-------- Material for the task --------

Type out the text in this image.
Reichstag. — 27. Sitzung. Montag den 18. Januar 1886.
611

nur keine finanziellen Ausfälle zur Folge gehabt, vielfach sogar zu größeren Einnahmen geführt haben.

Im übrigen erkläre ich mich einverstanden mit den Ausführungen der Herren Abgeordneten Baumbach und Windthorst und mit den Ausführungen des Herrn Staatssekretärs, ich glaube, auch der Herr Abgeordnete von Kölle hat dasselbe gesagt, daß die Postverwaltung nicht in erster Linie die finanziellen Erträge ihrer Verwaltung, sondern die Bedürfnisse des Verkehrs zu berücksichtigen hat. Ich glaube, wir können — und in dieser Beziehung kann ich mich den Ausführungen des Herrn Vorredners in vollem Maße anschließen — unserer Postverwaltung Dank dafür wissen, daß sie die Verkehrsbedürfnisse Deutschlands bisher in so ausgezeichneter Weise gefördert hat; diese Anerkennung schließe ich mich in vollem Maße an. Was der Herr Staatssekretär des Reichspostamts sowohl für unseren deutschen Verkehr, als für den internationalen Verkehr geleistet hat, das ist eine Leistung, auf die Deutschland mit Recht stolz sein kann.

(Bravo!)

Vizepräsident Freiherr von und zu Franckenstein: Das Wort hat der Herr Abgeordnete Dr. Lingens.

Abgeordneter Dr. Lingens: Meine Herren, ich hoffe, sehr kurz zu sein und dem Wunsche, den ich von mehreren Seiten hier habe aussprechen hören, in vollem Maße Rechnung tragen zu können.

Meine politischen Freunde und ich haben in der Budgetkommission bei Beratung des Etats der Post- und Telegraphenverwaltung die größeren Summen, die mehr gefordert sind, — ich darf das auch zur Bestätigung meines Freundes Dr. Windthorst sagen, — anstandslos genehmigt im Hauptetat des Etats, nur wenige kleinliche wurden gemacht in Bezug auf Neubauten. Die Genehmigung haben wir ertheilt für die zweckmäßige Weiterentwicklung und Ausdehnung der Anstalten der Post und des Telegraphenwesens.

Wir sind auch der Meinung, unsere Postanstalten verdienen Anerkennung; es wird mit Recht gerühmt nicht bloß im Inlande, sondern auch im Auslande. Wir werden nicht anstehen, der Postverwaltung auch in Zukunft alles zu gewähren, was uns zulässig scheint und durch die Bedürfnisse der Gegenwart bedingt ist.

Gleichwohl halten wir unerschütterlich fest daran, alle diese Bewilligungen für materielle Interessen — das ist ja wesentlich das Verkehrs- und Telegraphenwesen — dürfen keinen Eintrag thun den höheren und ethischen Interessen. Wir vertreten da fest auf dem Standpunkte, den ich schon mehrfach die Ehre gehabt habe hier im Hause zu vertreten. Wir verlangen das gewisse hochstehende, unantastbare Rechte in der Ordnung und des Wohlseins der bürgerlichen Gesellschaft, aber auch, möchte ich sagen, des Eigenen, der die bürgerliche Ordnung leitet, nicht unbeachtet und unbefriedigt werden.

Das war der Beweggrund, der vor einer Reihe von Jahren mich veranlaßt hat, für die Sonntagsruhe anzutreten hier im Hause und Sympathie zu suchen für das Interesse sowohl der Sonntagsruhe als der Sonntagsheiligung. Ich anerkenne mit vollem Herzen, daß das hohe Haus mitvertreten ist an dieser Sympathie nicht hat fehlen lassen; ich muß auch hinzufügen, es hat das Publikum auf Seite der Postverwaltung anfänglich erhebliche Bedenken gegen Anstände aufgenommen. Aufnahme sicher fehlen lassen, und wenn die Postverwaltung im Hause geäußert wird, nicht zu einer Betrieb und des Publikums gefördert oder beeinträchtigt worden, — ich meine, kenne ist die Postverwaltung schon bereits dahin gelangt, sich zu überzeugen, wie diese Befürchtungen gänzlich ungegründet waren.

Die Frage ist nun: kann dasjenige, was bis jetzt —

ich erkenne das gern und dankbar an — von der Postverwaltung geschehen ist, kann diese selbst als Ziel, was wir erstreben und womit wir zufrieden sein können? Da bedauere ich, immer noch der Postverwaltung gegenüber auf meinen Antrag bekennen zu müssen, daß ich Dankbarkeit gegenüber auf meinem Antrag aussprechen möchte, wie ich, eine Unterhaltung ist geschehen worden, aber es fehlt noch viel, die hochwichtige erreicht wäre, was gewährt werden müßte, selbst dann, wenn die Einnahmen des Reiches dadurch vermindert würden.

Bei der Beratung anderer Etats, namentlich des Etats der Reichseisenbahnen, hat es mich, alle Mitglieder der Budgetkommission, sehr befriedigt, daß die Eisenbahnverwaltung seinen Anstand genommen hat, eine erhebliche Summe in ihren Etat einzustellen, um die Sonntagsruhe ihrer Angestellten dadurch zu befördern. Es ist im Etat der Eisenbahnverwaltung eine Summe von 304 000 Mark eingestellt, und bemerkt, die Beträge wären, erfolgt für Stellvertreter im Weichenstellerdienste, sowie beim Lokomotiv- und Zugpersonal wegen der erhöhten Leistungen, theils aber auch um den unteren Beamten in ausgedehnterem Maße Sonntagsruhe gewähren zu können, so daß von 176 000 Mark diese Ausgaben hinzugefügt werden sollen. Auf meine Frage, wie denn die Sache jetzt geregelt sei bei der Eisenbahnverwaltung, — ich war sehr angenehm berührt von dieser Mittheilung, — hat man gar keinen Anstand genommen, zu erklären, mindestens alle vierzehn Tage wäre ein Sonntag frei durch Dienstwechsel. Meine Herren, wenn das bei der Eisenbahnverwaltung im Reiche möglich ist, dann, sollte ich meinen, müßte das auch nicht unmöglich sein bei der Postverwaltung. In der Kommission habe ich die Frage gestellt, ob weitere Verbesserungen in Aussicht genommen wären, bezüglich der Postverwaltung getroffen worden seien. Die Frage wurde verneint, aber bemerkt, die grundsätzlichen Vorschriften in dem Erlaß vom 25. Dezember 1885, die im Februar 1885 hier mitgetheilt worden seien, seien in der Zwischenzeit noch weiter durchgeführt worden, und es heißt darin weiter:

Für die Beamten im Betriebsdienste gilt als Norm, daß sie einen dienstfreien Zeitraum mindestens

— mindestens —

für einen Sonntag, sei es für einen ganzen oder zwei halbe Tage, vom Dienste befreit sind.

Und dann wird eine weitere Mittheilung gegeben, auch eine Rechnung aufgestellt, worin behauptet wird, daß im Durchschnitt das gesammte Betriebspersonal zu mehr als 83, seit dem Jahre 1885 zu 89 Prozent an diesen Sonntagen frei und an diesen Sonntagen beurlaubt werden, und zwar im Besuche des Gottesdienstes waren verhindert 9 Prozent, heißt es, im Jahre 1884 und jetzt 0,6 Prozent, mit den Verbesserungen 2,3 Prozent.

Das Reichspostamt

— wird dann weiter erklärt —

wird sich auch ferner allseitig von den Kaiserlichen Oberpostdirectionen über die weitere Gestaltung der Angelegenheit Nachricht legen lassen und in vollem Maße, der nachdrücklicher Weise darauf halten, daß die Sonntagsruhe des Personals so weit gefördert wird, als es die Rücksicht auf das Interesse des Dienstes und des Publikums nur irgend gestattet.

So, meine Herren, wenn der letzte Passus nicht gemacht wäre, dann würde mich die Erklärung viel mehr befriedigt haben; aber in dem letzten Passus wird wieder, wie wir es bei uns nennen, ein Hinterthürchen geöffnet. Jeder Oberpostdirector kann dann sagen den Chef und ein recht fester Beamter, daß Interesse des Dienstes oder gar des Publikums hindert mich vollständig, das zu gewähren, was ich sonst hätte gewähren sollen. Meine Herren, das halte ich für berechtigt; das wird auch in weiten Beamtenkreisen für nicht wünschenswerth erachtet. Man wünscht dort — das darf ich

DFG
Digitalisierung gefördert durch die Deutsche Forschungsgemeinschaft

--------

> _Action item_: Working from the listing above, pick out every line that has "Lingens" and copy it.

> _Expected output_:
Vizepräsident Freiherr von und zu Franckenstein: Das Wort hat der Herr Abgeordnete Dr. Lingens.
Abgeordneter Dr. Lingens: Meine Herren, ich hoffe, sehr kurz zu sein und dem Wunsche, den ich von mehreren Seiten hier habe aussprechen hören, in vollem Maße Rechnung tragen zu können.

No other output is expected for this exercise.